- [Problem statement]
Reproduce the listing word for word, leaving every picture behind.

- [Input rows]
<<<<
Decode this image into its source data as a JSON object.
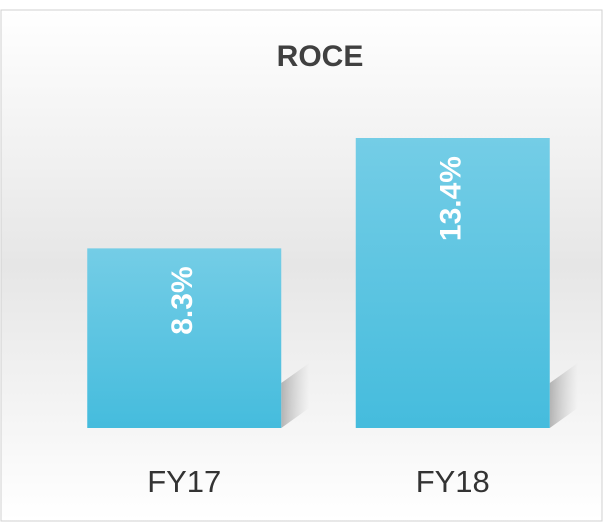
{
  "chart_data": {
    "type": "bar",
    "title": "ROCE",
    "categories": [
      "FY17",
      "FY18"
    ],
    "values": [
      8.3,
      13.4
    ],
    "value_labels": [
      "8.3%",
      "13.4%"
    ],
    "color": "#4cbfdf"
  }
}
>>>>
- [Reply]
Decode this image into its source data as a JSON object.
{
  "chart_data": {
    "type": "bar",
    "title": "ROCE",
    "categories": [
      "FY17",
      "FY18"
    ],
    "values": [
      8.3,
      13.4
    ],
    "value_labels": [
      "8.3%",
      "13.4%"
    ],
    "color": "#4cbfdf"
  }
}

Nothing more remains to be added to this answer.